Exercise materials:
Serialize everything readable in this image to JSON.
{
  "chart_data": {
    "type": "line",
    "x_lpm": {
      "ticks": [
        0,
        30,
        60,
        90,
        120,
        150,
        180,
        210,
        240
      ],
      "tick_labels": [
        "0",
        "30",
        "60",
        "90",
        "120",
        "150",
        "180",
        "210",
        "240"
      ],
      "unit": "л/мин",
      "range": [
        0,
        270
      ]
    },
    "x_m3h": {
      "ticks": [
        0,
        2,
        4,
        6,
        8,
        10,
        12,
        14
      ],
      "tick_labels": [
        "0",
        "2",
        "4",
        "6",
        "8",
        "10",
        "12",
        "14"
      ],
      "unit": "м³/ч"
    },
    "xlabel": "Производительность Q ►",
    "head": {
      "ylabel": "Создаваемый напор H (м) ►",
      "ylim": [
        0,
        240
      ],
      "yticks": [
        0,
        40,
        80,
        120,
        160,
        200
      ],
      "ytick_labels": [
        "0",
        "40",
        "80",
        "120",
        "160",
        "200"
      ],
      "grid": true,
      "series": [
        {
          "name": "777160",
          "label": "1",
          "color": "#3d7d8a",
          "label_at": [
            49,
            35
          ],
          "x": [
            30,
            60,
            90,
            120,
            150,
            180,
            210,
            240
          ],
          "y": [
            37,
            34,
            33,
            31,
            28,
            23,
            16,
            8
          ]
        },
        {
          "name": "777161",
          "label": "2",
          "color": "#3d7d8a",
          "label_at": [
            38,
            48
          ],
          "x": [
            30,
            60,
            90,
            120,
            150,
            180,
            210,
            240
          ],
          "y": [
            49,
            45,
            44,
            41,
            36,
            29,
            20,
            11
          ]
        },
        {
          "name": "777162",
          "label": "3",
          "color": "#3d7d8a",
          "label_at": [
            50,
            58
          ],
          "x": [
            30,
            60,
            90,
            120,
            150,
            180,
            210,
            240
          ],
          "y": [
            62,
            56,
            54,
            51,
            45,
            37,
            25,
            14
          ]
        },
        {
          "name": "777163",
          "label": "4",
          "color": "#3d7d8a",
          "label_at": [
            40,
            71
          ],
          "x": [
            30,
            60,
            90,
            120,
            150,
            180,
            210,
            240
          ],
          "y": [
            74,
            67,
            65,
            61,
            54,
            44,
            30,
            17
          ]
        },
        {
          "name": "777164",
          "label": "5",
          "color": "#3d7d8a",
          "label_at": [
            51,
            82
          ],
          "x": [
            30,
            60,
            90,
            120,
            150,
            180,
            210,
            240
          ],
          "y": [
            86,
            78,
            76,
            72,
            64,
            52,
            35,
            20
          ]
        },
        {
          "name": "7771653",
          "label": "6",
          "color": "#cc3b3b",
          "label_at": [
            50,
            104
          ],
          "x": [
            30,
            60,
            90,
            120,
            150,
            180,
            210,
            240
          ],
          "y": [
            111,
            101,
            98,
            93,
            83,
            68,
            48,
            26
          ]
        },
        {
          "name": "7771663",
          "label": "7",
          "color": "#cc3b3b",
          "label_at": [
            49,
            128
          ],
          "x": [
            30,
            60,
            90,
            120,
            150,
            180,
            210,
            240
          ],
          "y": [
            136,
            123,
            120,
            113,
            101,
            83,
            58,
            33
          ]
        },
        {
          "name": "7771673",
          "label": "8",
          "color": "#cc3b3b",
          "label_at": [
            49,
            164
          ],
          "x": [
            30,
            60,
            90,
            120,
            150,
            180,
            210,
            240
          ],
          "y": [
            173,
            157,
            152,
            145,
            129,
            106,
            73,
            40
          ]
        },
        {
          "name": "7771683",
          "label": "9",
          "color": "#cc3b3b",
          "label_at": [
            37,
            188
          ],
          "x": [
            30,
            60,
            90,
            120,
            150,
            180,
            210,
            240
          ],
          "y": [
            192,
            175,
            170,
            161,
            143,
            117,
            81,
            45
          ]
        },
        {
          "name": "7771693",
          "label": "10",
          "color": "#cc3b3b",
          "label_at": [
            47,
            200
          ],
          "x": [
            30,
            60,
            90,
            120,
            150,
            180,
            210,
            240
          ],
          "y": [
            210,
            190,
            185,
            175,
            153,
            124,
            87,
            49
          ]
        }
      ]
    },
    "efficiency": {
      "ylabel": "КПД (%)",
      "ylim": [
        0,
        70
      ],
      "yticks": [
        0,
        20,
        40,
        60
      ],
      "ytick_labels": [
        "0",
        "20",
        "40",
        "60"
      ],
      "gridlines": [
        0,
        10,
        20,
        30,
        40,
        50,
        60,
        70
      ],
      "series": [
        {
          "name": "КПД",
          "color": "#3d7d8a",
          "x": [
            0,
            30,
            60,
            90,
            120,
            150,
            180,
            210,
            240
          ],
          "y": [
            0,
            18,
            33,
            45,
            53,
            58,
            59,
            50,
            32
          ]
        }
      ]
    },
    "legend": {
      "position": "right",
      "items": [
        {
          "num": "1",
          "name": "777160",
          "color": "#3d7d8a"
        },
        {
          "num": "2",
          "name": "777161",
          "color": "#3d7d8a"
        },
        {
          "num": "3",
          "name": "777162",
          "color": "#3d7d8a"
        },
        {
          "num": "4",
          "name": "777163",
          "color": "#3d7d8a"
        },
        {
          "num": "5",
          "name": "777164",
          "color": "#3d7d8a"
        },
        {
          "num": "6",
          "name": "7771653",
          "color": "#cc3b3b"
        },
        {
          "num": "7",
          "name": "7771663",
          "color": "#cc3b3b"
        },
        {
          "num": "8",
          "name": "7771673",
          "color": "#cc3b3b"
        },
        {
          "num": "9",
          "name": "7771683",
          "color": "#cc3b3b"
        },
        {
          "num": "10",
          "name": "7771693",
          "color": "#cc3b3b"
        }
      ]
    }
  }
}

Problem requirements:
Reproduce every line of the listing above in which the string "ylabel" appears.

Solved exercise:
      "ylabel": "Создаваемый напор H (м) ►",
      "ylabel": "КПД (%)",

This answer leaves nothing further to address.